Take the line containing "Extract all readable text from this page." and every line after it to the end of the material below; reproduce them exactly, without pictures.
**********
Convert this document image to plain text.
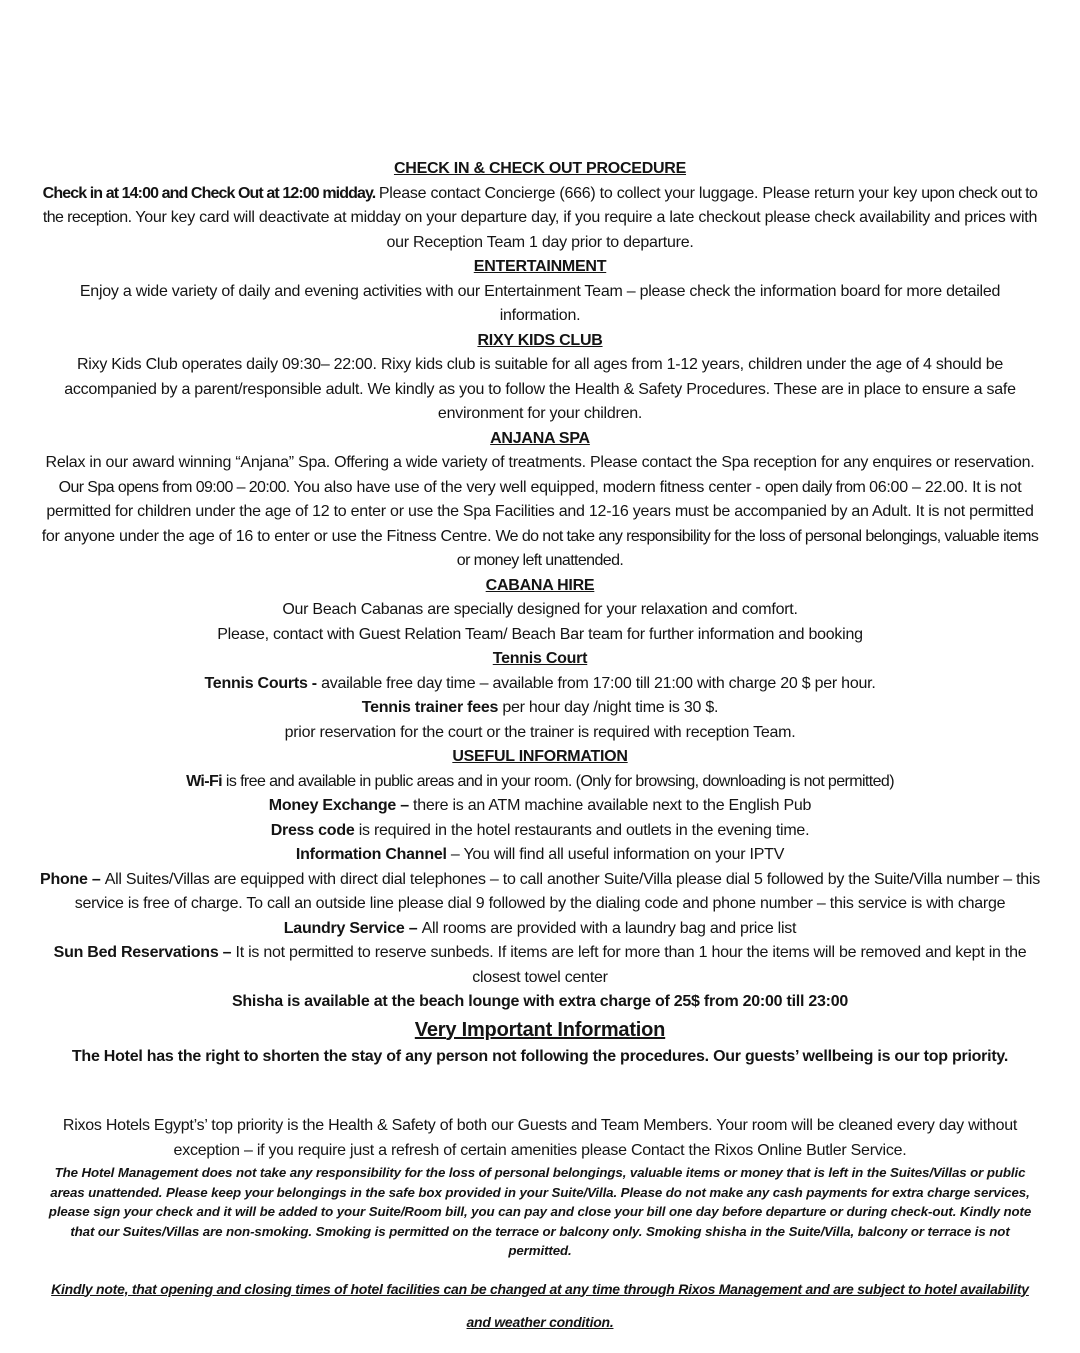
CHECK IN & CHECK OUT PROCEDURE

Check in at 14:00 and Check Out at 12:00 midday. Please contact Concierge (666) to collect your luggage. Please return your key upon check out to the reception. Your key card will deactivate at midday on your departure day, if you require a late checkout please check availability and prices with our Reception Team 1 day prior to departure.

ENTERTAINMENT

Enjoy a wide variety of daily and evening activities with our Entertainment Team – please check the information board for more detailed information.

RIXY KIDS CLUB

Rixy Kids Club operates daily 09:30– 22:00. Rixy kids club is suitable for all ages from 1-12 years, children under the age of 4 should be accompanied by a parent/responsible adult. We kindly as you to follow the Health & Safety Procedures. These are in place to ensure a safe environment for your children.

ANJANA SPA

Relax in our award winning “Anjana” Spa. Offering a wide variety of treatments. Please contact the Spa reception for any enquires or reservation. Our Spa opens from 09:00 – 20:00. You also have use of the very well equipped, modern fitness center - open daily from 06:00 – 22.00. It is not permitted for children under the age of 12 to enter or use the Spa Facilities and 12-16 years must be accompanied by an Adult. It is not permitted for anyone under the age of 16 to enter or use the Fitness Centre. We do not take any responsibility for the loss of personal belongings, valuable items or money left unattended.

CABANA HIRE

Our Beach Cabanas are specially designed for your relaxation and comfort.

Please, contact with Guest Relation Team/ Beach Bar team for further information and booking

Tennis Court

Tennis Courts - available free day time – available from 17:00 till 21:00 with charge 20 $ per hour.

Tennis trainer fees per hour day /night time is 30 $.

prior reservation for the court or the trainer is required with reception Team.

USEFUL INFORMATION

Wi-Fi is free and available in public areas and in your room. (Only for browsing, downloading is not permitted)

Money Exchange – there is an ATM machine available next to the English Pub

Dress code is required in the hotel restaurants and outlets in the evening time.

Information Channel – You will find all useful information on your IPTV

Phone – All Suites/Villas are equipped with direct dial telephones – to call another Suite/Villa please dial 5 followed by the Suite/Villa number – this service is free of charge. To call an outside line please dial 9 followed by the dialing code and phone number – this service is with charge

Laundry Service – All rooms are provided with a laundry bag and price list

Sun Bed Reservations – It is not permitted to reserve sunbeds. If items are left for more than 1 hour the items will be removed and kept in the closest towel center

Shisha is available at the beach lounge with extra charge of 25$ from 20:00 till 23:00

Very Important Information

The Hotel has the right to shorten the stay of any person not following the procedures. Our guests’ wellbeing is our top priority.

Rixos Hotels Egypt’s’ top priority is the Health & Safety of both our Guests and Team Members. Your room will be cleaned every day without exception – if you require just a refresh of certain amenities please Contact the Rixos Online Butler Service.

The Hotel Management does not take any responsibility for the loss of personal belongings, valuable items or money that is left in the Suites/Villas or public areas unattended. Please keep your belongings in the safe box provided in your Suite/Villa. Please do not make any cash payments for extra charge services, please sign your check and it will be added to your Suite/Room bill, you can pay and close your bill one day before departure or during check-out. Kindly note that our Suites/Villas are non-smoking. Smoking is permitted on the terrace or balcony only. Smoking shisha in the Suite/Villa, balcony or terrace is not permitted.

Kindly note, that opening and closing times of hotel facilities can be changed at any time through Rixos Management and are subject to hotel availability and weather condition.
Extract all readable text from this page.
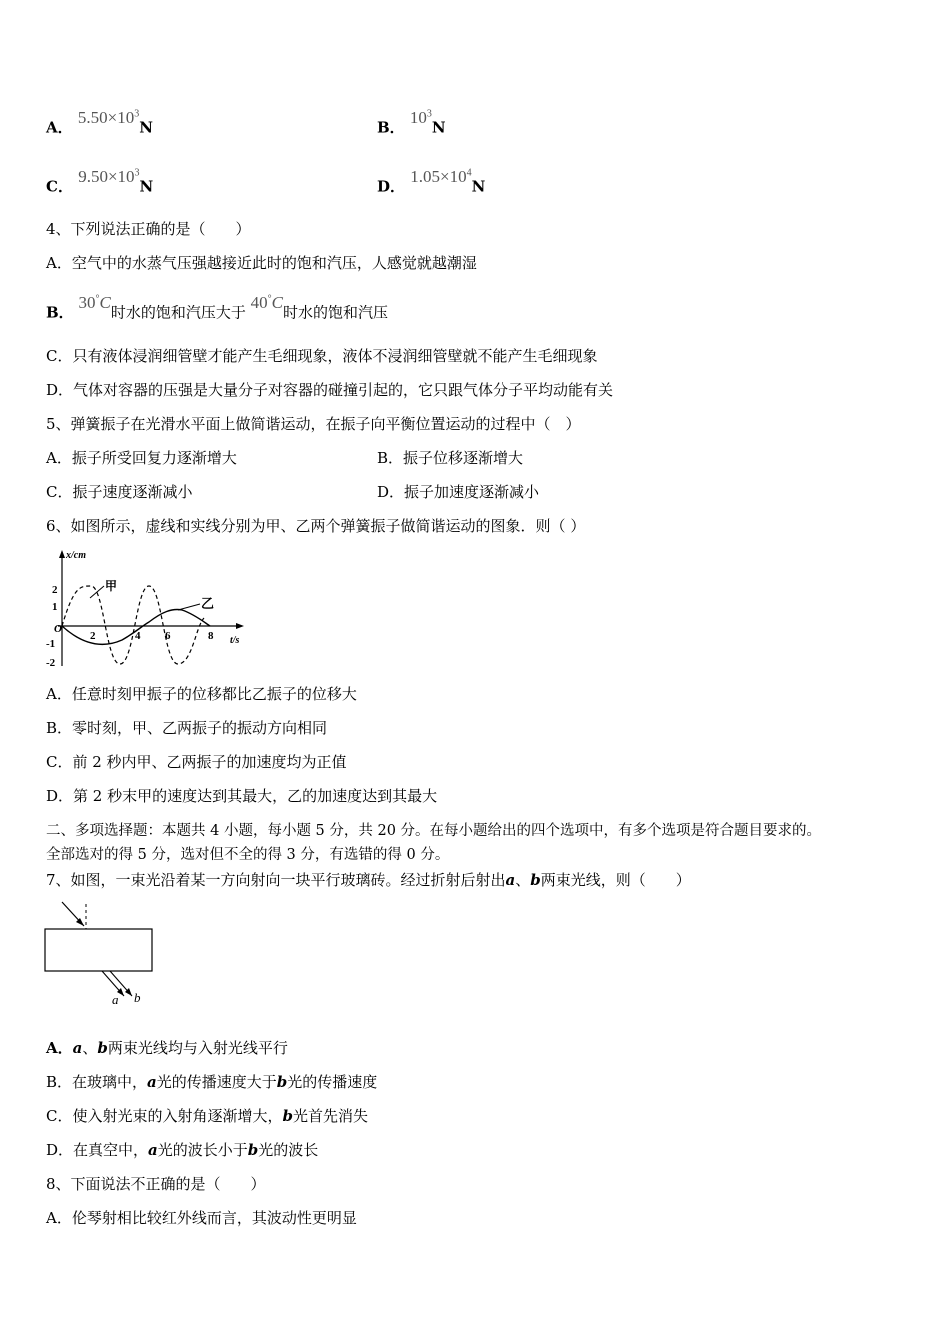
A． $5.50\times 10^3N$	B． $10^3N$
C． $9.50\times 10^3N$	D． $1.05\times 10^4N$
4、下列说法正确的是（　　）
A．空气中的水蒸气压强越接近此时的饱和汽压，人感觉就越潮湿
B． 30°C时水的饱和汽压大于 40°C时水的饱和汽压
C．只有液体浸润细管壁才能产生毛细现象，液体不浸润细管壁就不能产生毛细现象
D．气体对容器的压强是大量分子对容器的碰撞引起的，它只跟气体分子平均动能有关
5、弹簧振子在光滑水平面上做简谐运动，在振子向平衡位置运动的过程中（　）
A．振子所受回复力逐渐增大	B．振子位移逐渐增大
C．振子速度逐渐减小	D．振子加速度逐渐减小
6、如图所示，虚线和实线分别为甲、乙两个弹簧振子做简谐运动的图象．则（ ）
x/cm
t/s
O
2
1
-1
-2
2	4 6	8
甲
乙
A．任意时刻甲振子的位移都比乙振子的位移大
B．零时刻，甲、乙两振子的振动方向相同
C．前 2 秒内甲、乙两振子的加速度均为正值
D．第 2 秒末甲的速度达到其最大，乙的加速度达到其最大
二、多项选择题：本题共 4 小题，每小题 5 分，共 20 分。在每小题给出的四个选项中，有多个选项是符合题目要求的。
全部选对的得 5 分，选对但不全的得 3 分，有选错的得 0 分。
7、如图，一束光沿着某一方向射向一块平行玻璃砖。经过折射后射出a、b两束光线，则（　　）
a b
A．a、b两束光线均与入射光线平行
B．在玻璃中，a光的传播速度大于b光的传播速度
C．使入射光束的入射角逐渐增大，b光首先消失
D．在真空中，a光的波长小于b光的波长
8、下面说法不正确的是（　　）
A．伦琴射相比较红外线而言，其波动性更明显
**********
Written answer:
Extract all readable text from this page.
A． $5.50\times 10^3N$	B． $10^3N$
C． $9.50\times 10^3N$	D． $1.05\times 10^4N$
4、下列说法正确的是（　　）
A．空气中的水蒸气压强越接近此时的饱和汽压，人感觉就越潮湿
B． 30°C时水的饱和汽压大于 40°C时水的饱和汽压
C．只有液体浸润细管壁才能产生毛细现象，液体不浸润细管壁就不能产生毛细现象
D．气体对容器的压强是大量分子对容器的碰撞引起的，它只跟气体分子平均动能有关
5、弹簧振子在光滑水平面上做简谐运动，在振子向平衡位置运动的过程中（　）
A．振子所受回复力逐渐增大	B．振子位移逐渐增大
C．振子速度逐渐减小	D．振子加速度逐渐减小
6、如图所示，虚线和实线分别为甲、乙两个弹簧振子做简谐运动的图象．则（ ）
x/cm
t/s
O
2
1
-1
-2
2	4 6	8
甲
乙
A．任意时刻甲振子的位移都比乙振子的位移大
B．零时刻，甲、乙两振子的振动方向相同
C．前 2 秒内甲、乙两振子的加速度均为正值
D．第 2 秒末甲的速度达到其最大，乙的加速度达到其最大
二、多项选择题：本题共 4 小题，每小题 5 分，共 20 分。在每小题给出的四个选项中，有多个选项是符合题目要求的。
全部选对的得 5 分，选对但不全的得 3 分，有选错的得 0 分。
7、如图，一束光沿着某一方向射向一块平行玻璃砖。经过折射后射出a、b两束光线，则（　　）
a b
A．a、b两束光线均与入射光线平行
B．在玻璃中，a光的传播速度大于b光的传播速度
C．使入射光束的入射角逐渐增大，b光首先消失
D．在真空中，a光的波长小于b光的波长
8、下面说法不正确的是（　　）
A．伦琴射相比较红外线而言，其波动性更明显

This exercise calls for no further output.